Scan the data below. Pull out each line where "Wereldwijde" occurs.

-=-=-=-=-

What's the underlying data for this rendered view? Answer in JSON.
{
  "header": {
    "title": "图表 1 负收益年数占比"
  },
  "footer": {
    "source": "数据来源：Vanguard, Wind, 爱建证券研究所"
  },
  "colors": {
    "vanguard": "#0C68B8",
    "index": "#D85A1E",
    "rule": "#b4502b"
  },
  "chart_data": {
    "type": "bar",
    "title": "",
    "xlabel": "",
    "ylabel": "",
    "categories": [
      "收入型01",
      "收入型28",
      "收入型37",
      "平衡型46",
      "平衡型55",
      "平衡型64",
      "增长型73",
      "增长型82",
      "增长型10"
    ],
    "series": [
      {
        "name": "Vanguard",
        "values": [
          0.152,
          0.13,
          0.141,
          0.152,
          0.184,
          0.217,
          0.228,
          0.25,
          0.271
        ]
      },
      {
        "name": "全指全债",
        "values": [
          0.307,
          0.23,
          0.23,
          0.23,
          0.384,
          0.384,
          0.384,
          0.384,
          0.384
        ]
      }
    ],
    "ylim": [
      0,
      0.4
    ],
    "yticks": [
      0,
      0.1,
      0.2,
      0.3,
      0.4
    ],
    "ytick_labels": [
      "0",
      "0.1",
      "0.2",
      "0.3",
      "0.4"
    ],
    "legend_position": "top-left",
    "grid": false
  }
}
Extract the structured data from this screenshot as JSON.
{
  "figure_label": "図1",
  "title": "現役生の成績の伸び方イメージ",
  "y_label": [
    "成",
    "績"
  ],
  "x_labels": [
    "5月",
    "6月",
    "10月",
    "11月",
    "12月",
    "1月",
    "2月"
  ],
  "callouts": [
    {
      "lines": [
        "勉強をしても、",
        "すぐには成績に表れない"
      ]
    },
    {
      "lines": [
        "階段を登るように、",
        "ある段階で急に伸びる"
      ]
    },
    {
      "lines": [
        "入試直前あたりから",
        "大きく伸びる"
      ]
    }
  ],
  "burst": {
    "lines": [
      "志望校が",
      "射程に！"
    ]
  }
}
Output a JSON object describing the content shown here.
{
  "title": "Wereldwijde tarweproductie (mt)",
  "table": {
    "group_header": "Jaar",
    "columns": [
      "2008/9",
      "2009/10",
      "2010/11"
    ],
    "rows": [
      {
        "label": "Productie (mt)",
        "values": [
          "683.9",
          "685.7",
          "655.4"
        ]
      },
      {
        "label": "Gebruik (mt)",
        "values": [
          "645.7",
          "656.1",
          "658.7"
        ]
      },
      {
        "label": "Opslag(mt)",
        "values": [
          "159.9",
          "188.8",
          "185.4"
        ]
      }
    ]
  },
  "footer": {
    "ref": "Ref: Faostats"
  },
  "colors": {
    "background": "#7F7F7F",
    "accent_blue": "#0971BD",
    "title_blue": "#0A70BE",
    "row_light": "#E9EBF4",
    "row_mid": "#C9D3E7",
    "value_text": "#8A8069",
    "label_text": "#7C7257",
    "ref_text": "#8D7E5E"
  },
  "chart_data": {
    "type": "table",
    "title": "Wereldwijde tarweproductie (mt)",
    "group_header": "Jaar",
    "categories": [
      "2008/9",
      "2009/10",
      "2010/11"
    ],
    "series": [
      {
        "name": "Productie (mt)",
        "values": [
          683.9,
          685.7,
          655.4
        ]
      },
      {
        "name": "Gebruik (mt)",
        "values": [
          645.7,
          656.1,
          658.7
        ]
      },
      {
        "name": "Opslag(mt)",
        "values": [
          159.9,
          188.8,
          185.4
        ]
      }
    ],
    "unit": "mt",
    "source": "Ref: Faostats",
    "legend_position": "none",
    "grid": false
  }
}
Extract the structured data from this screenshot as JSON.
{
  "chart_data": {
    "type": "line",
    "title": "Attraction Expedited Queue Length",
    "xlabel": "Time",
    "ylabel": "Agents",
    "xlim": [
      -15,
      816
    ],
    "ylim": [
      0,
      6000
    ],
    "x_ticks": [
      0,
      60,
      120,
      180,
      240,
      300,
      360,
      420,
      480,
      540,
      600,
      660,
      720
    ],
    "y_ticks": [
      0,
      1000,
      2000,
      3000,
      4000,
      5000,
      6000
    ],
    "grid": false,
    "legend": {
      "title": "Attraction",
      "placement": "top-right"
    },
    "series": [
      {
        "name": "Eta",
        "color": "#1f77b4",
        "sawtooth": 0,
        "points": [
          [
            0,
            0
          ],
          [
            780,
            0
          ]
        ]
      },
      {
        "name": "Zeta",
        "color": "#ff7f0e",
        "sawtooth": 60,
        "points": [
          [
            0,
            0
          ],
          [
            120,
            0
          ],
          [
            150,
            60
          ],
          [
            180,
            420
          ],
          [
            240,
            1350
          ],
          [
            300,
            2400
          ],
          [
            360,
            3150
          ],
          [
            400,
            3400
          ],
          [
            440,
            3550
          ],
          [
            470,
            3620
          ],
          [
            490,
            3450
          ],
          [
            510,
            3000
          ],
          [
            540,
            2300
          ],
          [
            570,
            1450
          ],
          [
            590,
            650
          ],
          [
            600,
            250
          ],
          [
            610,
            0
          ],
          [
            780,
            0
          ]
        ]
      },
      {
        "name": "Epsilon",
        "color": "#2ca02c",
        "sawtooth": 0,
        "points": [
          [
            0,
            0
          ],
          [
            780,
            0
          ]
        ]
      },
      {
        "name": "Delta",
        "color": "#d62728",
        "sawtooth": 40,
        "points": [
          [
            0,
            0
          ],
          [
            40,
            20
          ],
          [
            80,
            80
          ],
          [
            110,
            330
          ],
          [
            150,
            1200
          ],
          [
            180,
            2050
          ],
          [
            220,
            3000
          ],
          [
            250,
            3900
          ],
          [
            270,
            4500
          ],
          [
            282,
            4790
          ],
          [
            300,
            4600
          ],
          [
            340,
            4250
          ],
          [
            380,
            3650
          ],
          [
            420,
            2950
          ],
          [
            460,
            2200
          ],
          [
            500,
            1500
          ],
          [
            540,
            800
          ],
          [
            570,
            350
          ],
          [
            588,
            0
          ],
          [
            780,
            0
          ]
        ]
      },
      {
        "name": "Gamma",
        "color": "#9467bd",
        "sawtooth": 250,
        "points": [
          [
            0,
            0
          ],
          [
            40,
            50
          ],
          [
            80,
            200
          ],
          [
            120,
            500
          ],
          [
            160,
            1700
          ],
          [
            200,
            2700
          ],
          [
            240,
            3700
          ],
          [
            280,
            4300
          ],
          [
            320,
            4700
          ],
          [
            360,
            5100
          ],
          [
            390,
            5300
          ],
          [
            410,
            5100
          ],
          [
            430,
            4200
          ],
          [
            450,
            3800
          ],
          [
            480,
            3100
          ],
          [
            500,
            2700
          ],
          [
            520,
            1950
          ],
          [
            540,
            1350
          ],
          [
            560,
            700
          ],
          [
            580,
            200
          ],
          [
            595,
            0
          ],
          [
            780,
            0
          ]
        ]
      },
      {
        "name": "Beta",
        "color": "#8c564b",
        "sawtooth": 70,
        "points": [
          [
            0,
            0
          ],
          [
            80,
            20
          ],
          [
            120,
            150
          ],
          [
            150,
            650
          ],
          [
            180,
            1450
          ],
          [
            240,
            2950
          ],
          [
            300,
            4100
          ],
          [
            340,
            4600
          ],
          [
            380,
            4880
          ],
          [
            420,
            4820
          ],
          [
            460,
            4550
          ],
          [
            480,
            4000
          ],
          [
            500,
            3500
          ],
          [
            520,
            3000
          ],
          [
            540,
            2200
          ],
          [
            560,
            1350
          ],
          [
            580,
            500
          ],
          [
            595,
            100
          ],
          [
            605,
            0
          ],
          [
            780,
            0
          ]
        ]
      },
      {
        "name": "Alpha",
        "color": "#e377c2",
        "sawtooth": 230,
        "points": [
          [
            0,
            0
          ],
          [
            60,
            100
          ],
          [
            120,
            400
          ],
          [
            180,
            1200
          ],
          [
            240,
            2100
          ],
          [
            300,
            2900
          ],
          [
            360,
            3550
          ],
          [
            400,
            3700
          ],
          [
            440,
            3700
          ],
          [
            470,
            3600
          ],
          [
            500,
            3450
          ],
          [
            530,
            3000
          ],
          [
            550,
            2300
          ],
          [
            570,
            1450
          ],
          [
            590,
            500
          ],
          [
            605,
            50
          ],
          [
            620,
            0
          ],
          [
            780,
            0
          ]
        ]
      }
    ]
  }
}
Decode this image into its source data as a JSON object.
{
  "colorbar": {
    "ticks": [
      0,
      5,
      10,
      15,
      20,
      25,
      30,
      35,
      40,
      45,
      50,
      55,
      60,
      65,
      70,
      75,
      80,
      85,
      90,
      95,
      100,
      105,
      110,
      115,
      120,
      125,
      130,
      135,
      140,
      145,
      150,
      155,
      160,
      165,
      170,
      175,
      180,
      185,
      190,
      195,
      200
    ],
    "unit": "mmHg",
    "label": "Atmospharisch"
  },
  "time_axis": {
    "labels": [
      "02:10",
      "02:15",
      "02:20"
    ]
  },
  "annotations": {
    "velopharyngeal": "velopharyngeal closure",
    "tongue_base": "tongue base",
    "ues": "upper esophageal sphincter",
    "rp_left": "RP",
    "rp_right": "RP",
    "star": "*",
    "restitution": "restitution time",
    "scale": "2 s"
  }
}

-=-=-=-=-

● **SOLUTION TO THIS EXERCISE**
  "title": "Wereldwijde tarweproductie (mt)",
    "title": "Wereldwijde tarweproductie (mt)",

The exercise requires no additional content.